- _REQUIRED TASK_: Please return the full listing below without altering anything.

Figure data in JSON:
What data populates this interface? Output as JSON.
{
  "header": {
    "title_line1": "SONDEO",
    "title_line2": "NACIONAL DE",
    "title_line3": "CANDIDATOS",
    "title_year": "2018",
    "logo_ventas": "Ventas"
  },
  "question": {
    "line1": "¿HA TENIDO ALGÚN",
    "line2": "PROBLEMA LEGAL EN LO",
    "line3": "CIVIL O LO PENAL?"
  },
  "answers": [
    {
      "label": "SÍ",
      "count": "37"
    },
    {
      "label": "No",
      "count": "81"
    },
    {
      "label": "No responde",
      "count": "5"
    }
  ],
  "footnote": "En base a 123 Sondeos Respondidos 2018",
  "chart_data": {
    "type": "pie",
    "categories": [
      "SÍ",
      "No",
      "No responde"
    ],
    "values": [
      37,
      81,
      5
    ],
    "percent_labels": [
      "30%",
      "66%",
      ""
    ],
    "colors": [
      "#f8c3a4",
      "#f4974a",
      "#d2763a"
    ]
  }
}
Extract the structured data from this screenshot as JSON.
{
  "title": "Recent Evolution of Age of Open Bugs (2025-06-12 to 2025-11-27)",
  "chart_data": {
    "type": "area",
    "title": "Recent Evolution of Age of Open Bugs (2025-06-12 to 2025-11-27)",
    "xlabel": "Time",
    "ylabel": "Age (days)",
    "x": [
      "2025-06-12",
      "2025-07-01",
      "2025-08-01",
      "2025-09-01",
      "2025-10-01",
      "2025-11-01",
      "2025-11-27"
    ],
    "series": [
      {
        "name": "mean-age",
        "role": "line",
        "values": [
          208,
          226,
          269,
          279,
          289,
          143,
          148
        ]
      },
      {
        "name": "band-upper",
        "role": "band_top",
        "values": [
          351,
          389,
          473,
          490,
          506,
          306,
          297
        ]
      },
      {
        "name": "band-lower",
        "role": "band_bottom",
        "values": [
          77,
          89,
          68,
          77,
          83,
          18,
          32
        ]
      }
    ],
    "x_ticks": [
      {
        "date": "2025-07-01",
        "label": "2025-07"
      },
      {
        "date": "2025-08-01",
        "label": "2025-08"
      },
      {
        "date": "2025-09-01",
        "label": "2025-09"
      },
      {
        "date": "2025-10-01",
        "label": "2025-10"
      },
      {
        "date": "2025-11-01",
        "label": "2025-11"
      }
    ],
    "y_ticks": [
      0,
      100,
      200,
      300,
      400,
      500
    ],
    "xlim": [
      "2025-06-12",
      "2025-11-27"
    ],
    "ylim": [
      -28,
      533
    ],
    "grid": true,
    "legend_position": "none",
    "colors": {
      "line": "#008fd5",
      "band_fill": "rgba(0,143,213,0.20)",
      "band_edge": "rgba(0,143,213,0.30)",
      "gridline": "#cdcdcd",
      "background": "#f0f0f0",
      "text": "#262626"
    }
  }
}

- _PROBLEM SOLUTION_:
What data populates this interface? Output as JSON.
{
  "header": {
    "title_line1": "SONDEO",
    "title_line2": "NACIONAL DE",
    "title_line3": "CANDIDATOS",
    "title_year": "2018",
    "logo_ventas": "Ventas"
  },
  "question": {
    "line1": "¿HA TENIDO ALGÚN",
    "line2": "PROBLEMA LEGAL EN LO",
    "line3": "CIVIL O LO PENAL?"
  },
  "answers": [
    {
      "label": "SÍ",
      "count": "37"
    },
    {
      "label": "No",
      "count": "81"
    },
    {
      "label": "No responde",
      "count": "5"
    }
  ],
  "footnote": "En base a 123 Sondeos Respondidos 2018",
  "chart_data": {
    "type": "pie",
    "categories": [
      "SÍ",
      "No",
      "No responde"
    ],
    "values": [
      37,
      81,
      5
    ],
    "percent_labels": [
      "30%",
      "66%",
      ""
    ],
    "colors": [
      "#f8c3a4",
      "#f4974a",
      "#d2763a"
    ]
  }
}
Extract the structured data from this screenshot as JSON.
{
  "title": "Recent Evolution of Age of Open Bugs (2025-06-12 to 2025-11-27)",
  "chart_data": {
    "type": "area",
    "title": "Recent Evolution of Age of Open Bugs (2025-06-12 to 2025-11-27)",
    "xlabel": "Time",
    "ylabel": "Age (days)",
    "x": [
      "2025-06-12",
      "2025-07-01",
      "2025-08-01",
      "2025-09-01",
      "2025-10-01",
      "2025-11-01",
      "2025-11-27"
    ],
    "series": [
      {
        "name": "mean-age",
        "role": "line",
        "values": [
          208,
          226,
          269,
          279,
          289,
          143,
          148
        ]
      },
      {
        "name": "band-upper",
        "role": "band_top",
        "values": [
          351,
          389,
          473,
          490,
          506,
          306,
          297
        ]
      },
      {
        "name": "band-lower",
        "role": "band_bottom",
        "values": [
          77,
          89,
          68,
          77,
          83,
          18,
          32
        ]
      }
    ],
    "x_ticks": [
      {
        "date": "2025-07-01",
        "label": "2025-07"
      },
      {
        "date": "2025-08-01",
        "label": "2025-08"
      },
      {
        "date": "2025-09-01",
        "label": "2025-09"
      },
      {
        "date": "2025-10-01",
        "label": "2025-10"
      },
      {
        "date": "2025-11-01",
        "label": "2025-11"
      }
    ],
    "y_ticks": [
      0,
      100,
      200,
      300,
      400,
      500
    ],
    "xlim": [
      "2025-06-12",
      "2025-11-27"
    ],
    "ylim": [
      -28,
      533
    ],
    "grid": true,
    "legend_position": "none",
    "colors": {
      "line": "#008fd5",
      "band_fill": "rgba(0,143,213,0.20)",
      "band_edge": "rgba(0,143,213,0.30)",
      "gridline": "#cdcdcd",
      "background": "#f0f0f0",
      "text": "#262626"
    }
  }
}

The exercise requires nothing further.